▽

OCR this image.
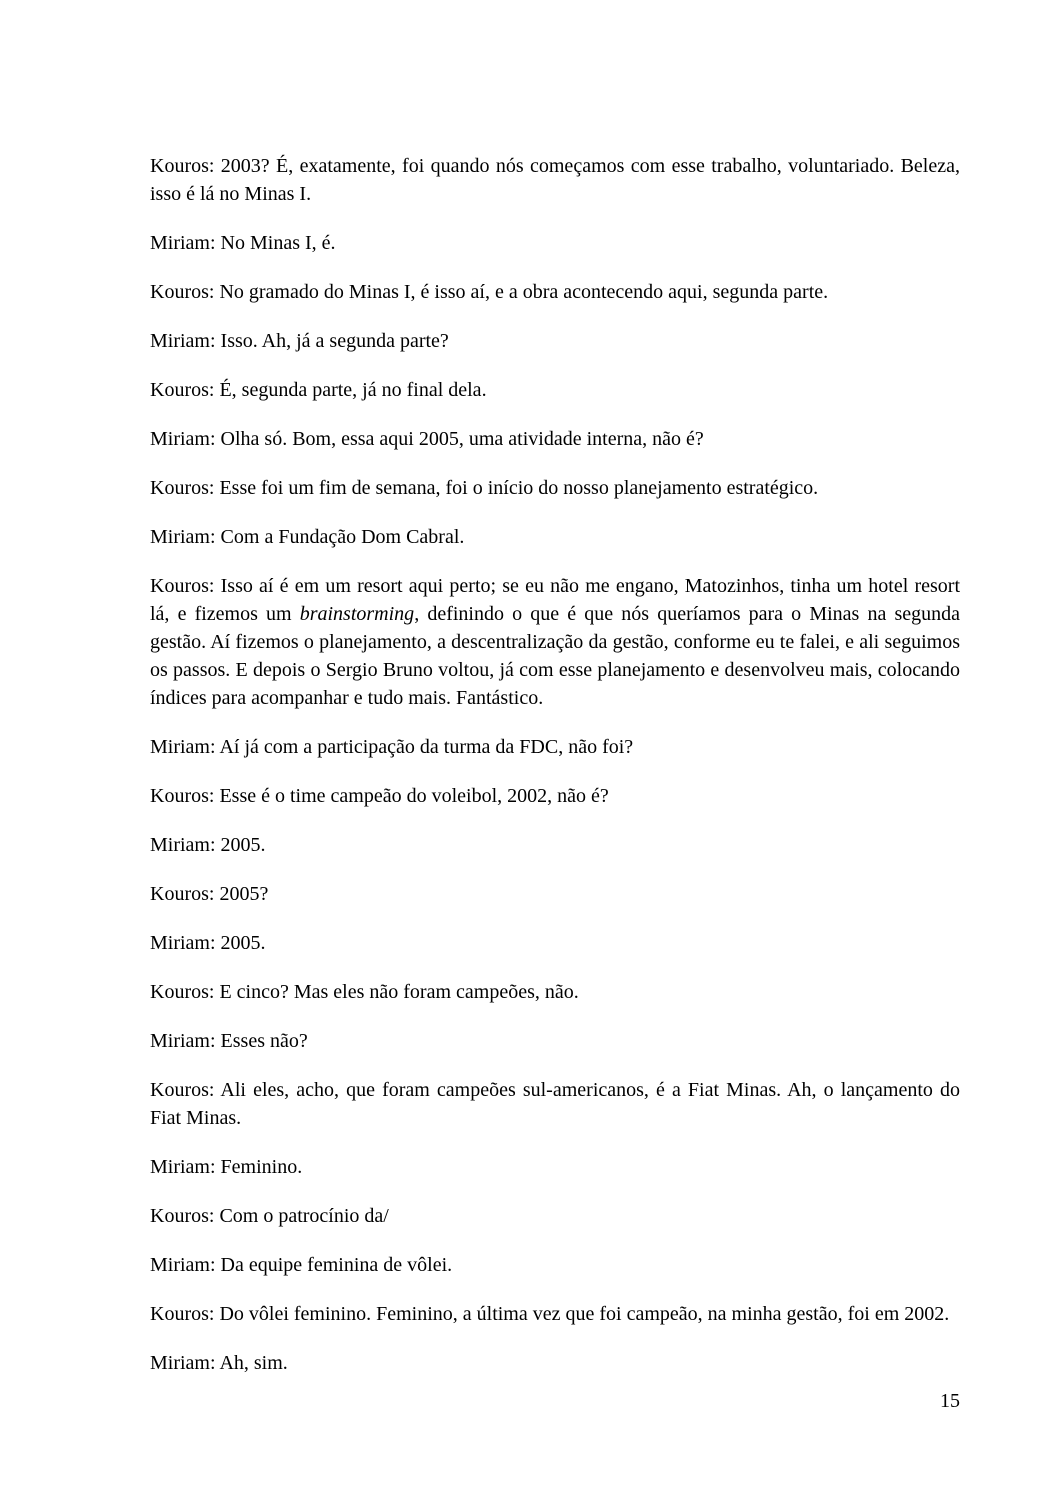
Kouros: 2003? É, exatamente, foi quando nós começamos com esse trabalho, voluntariado. Beleza, isso é lá no Minas I.

Miriam: No Minas I, é.

Kouros: No gramado do Minas I, é isso aí, e a obra acontecendo aqui, segunda parte.

Miriam: Isso. Ah, já a segunda parte?

Kouros: É, segunda parte, já no final dela.

Miriam: Olha só. Bom, essa aqui 2005, uma atividade interna, não é?

Kouros: Esse foi um fim de semana, foi o início do nosso planejamento estratégico.

Miriam: Com a Fundação Dom Cabral.

Kouros: Isso aí é em um resort aqui perto; se eu não me engano, Matozinhos, tinha um hotel resort lá, e fizemos um brainstorming, definindo o que é que nós queríamos para o Minas na segunda gestão. Aí fizemos o planejamento, a descentralização da gestão, conforme eu te falei, e ali seguimos os passos. E depois o Sergio Bruno voltou, já com esse planejamento e desenvolveu mais, colocando índices para acompanhar e tudo mais. Fantástico.

Miriam: Aí já com a participação da turma da FDC, não foi?

Kouros: Esse é o time campeão do voleibol, 2002, não é?

Miriam: 2005.

Kouros: 2005?

Miriam: 2005.

Kouros: E cinco? Mas eles não foram campeões, não.

Miriam: Esses não?

Kouros: Ali eles, acho, que foram campeões sul-americanos, é a Fiat Minas. Ah, o lançamento do Fiat Minas.

Miriam: Feminino.

Kouros: Com o patrocínio da/

Miriam: Da equipe feminina de vôlei.

Kouros: Do vôlei feminino. Feminino, a última vez que foi campeão, na minha gestão, foi em 2002.

Miriam: Ah, sim.

15
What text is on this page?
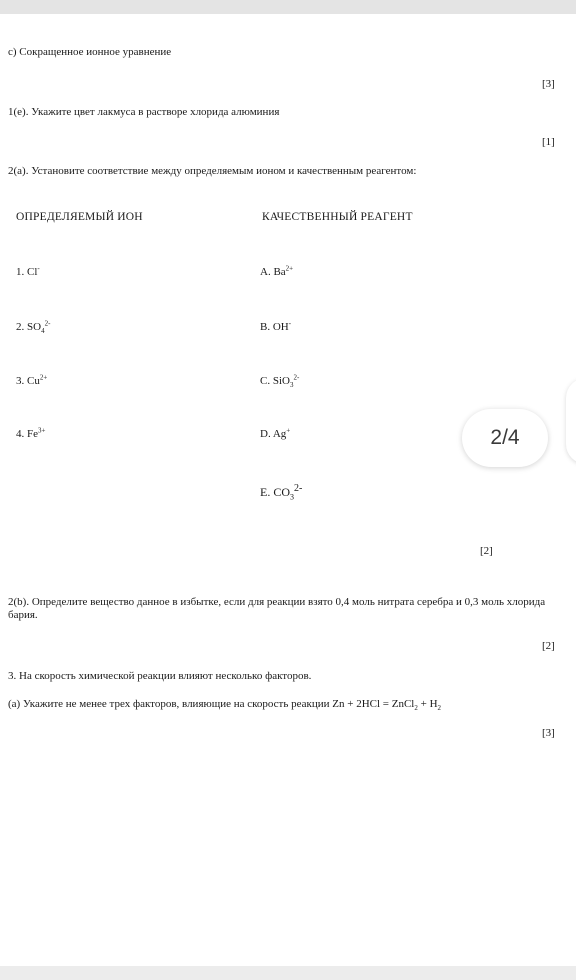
c) Сокращенное ионное уравнение
[3]
1(e). Укажите цвет лакмуса в растворе хлорида алюминия
[1]
2(a). Установите соответствие между определяемым ионом и качественным реагентом:
ОПРЕДЕЛЯЕМЫЙ ИОН	КАЧЕСТВЕННЫЙ РЕАГЕНТ
1. Cl-
2. $SO_4^{2-}$
3. $Cu^{2+}$
4. $Fe^{3+}$
A. $Ba^{2+}$
B. OH-
C. SiO$_3^{2-}$
D. Ag+
E. $CO_3^{2-}$
[2]
2(b). Определите вещество данное в избытке, если для реакции взято 0,4 моль нитрата серебра и 0,3 моль хлорида бария.
[2]
3. На скорость химической реакции влияют несколько факторов.
(a) Укажите не менее трех факторов, влияющие на скорость реакции Zn + 2HCl = ZnCl$_2$ + $H_2$
[3]
2/4
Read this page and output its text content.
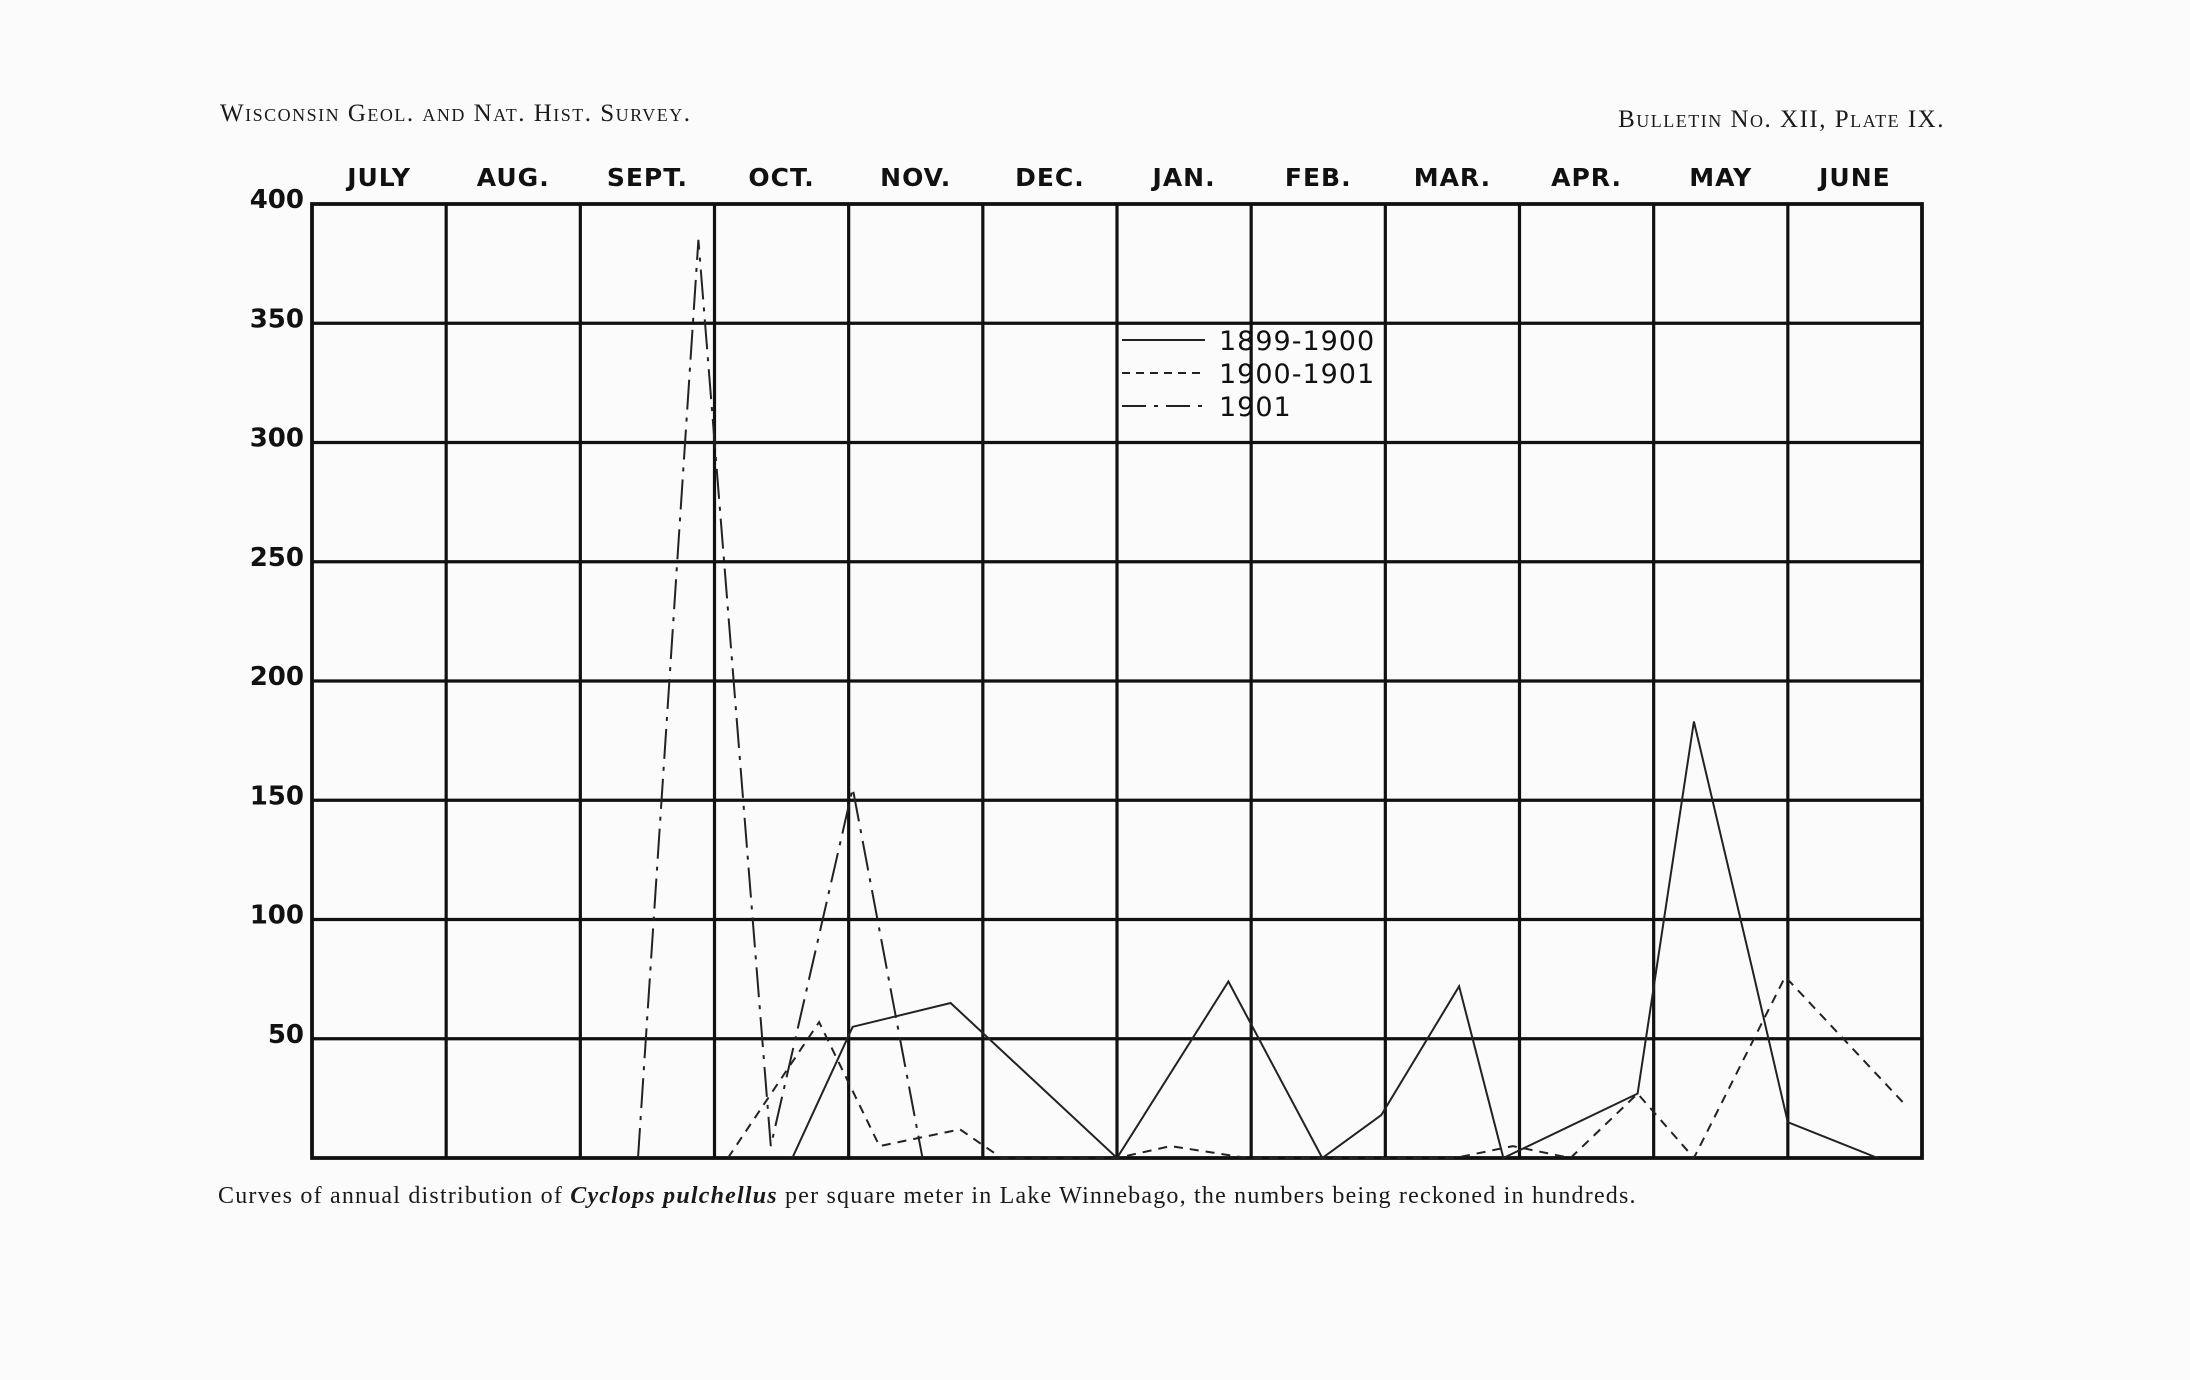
Wisconsin Geol. and Nat. Hist. Survey.	Bulletin No. XII, Plate IX.
JULY	AUG. SEPT. OCT.	NOV.	DEC.	JAN.	FEB. MAR. APR.	MAY	JUNE
50
100
150
200
250
300
350
400
1899-1900
1900-1901
1901
Curves of annual distribution of Cyclops pulchellus per square meter in Lake Winnebago, the numbers being reckoned in hundreds.
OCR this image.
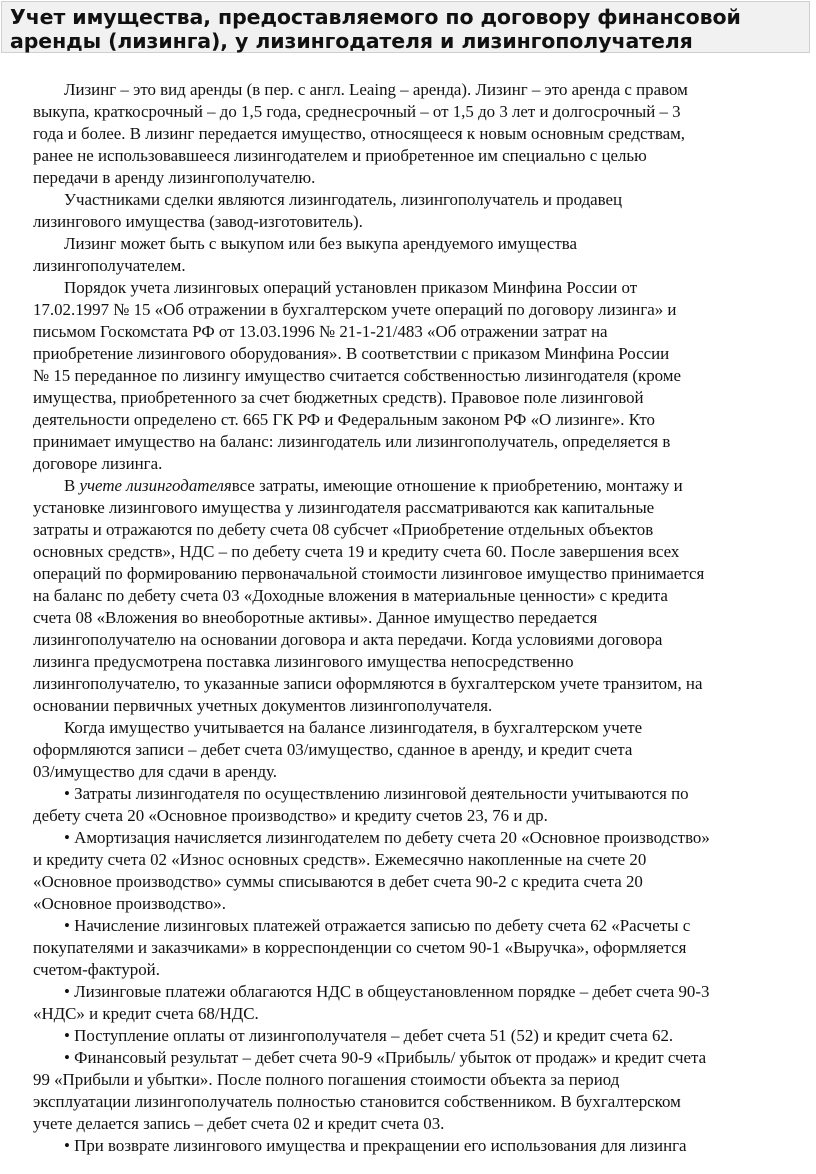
Учет имущества, предоставляемого по договору финансовой
аренды (лизинга), у лизингодателя и лизингополучателя
Лизинг – это вид аренды (в пер. с англ. Leaing – аренда). Лизинг – это аренда с правом
выкупа, краткосрочный – до 1,5 года, среднесрочный – от 1,5 до 3 лет и долгосрочный – 3
года и более. В лизинг передается имущество, относящееся к новым основным средствам,
ранее не использовавшееся лизингодателем и приобретенное им специально с целью
передачи в аренду лизингополучателю.
Участниками сделки являются лизингодатель, лизингополучатель и продавец
лизингового имущества (завод-изготовитель).
Лизинг может быть с выкупом или без выкупа арендуемого имущества
лизингополучателем.
Порядок учета лизинговых операций установлен приказом Минфина России от
17.02.1997 № 15 «Об отражении в бухгалтерском учете операций по договору лизинга» и
письмом Госкомстата РФ от 13.03.1996 № 21-1-21/483 «Об отражении затрат на
приобретение лизингового оборудования». В соответствии с приказом Минфина России
№ 15 переданное по лизингу имущество считается собственностью лизингодателя (кроме
имущества, приобретенного за счет бюджетных средств). Правовое поле лизинговой
деятельности определено ст. 665 ГК РФ и Федеральным законом РФ «О лизинге». Кто
принимает имущество на баланс: лизингодатель или лизингополучатель, определяется в
договоре лизинга.
В учете лизингодателявсе затраты, имеющие отношение к приобретению, монтажу и
установке лизингового имущества у лизингодателя рассматриваются как капитальные
затраты и отражаются по дебету счета 08 субсчет «Приобретение отдельных объектов
основных средств», НДС – по дебету счета 19 и кредиту счета 60. После завершения всех
операций по формированию первоначальной стоимости лизинговое имущество принимается
на баланс по дебету счета 03 «Доходные вложения в материальные ценности» с кредита
счета 08 «Вложения во внеоборотные активы». Данное имущество передается
лизингополучателю на основании договора и акта передачи. Когда условиями договора
лизинга предусмотрена поставка лизингового имущества непосредственно
лизингополучателю, то указанные записи оформляются в бухгалтерском учете транзитом, на
основании первичных учетных документов лизингополучателя.
Когда имущество учитывается на балансе лизингодателя, в бухгалтерском учете
оформляются записи – дебет счета 03/имущество, сданное в аренду, и кредит счета
03/имущество для сдачи в аренду.
• Затраты лизингодателя по осуществлению лизинговой деятельности учитываются по
дебету счета 20 «Основное производство» и кредиту счетов 23, 76 и др.
• Амортизация начисляется лизингодателем по дебету счета 20 «Основное производство»
и кредиту счета 02 «Износ основных средств». Ежемесячно накопленные на счете 20
«Основное производство» суммы списываются в дебет счета 90-2 с кредита счета 20
«Основное производство».
• Начисление лизинговых платежей отражается записью по дебету счета 62 «Расчеты с
покупателями и заказчиками» в корреспонденции со счетом 90-1 «Выручка», оформляется
счетом-фактурой.
• Лизинговые платежи облагаются НДС в общеустановленном порядке – дебет счета 90-3
«НДС» и кредит счета 68/НДС.
• Поступление оплаты от лизингополучателя – дебет счета 51 (52) и кредит счета 62.
• Финансовый результат – дебет счета 90-9 «Прибыль/ убыток от продаж» и кредит счета
99 «Прибыли и убытки». После полного погашения стоимости объекта за период
эксплуатации лизингополучатель полностью становится собственником. В бухгалтерском
учете делается запись – дебет счета 02 и кредит счета 03.
• При возврате лизингового имущества и прекращении его использования для лизинга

△

Goal: Copy out every line from the data above that has "foram" in it.

Exercise answer:
Kouros: E cinco? Mas eles não foram campeões, não.
Kouros: Ali eles, acho, que foram campeões sul-americanos, é a Fiat Minas. Ah, o lançamento do Fiat Minas.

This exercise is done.